*Dataset content:*
··········

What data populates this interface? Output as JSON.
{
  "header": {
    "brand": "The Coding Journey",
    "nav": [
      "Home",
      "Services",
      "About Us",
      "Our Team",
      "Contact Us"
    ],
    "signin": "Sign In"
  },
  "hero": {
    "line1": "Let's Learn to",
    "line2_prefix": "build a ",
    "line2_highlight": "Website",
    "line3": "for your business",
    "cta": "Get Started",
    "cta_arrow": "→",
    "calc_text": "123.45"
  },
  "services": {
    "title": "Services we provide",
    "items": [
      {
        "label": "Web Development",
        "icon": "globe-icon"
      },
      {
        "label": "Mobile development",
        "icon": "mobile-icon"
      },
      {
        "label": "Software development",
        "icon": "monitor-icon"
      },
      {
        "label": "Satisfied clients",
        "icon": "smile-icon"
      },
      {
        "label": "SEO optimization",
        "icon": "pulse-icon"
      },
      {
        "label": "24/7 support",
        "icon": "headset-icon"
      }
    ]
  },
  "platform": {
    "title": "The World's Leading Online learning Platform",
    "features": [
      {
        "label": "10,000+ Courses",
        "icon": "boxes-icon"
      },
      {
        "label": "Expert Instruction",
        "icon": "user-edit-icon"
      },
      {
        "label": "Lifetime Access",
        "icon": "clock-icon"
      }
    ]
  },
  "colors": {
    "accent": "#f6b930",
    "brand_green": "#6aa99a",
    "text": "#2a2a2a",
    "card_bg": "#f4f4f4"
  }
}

··········

Copy out every line of the data that includes "title".

    "title": "Services we provide",
    "title": "The World's Leading Online learning Platform",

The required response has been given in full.